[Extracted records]
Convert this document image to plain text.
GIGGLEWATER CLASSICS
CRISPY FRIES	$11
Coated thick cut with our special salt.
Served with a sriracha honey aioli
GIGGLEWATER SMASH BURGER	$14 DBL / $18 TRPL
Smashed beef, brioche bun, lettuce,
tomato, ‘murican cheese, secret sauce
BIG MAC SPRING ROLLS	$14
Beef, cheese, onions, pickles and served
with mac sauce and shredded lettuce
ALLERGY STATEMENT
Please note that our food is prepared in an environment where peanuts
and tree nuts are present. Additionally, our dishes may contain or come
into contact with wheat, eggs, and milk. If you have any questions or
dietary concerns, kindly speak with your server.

» Written request
Repeat the records above exactly, from the first line to the last.

» Exercise answer
Convert this document image to plain text.
GIGGLEWATER CLASSICS
CRISPY FRIES	$11
Coated thick cut with our special salt.
Served with a sriracha honey aioli
GIGGLEWATER SMASH BURGER	$14 DBL / $18 TRPL
Smashed beef, brioche bun, lettuce,
tomato, ‘murican cheese, secret sauce
BIG MAC SPRING ROLLS	$14
Beef, cheese, onions, pickles and served
with mac sauce and shredded lettuce
ALLERGY STATEMENT
Please note that our food is prepared in an environment where peanuts
and tree nuts are present. Additionally, our dishes may contain or come
into contact with wheat, eggs, and milk. If you have any questions or
dietary concerns, kindly speak with your server.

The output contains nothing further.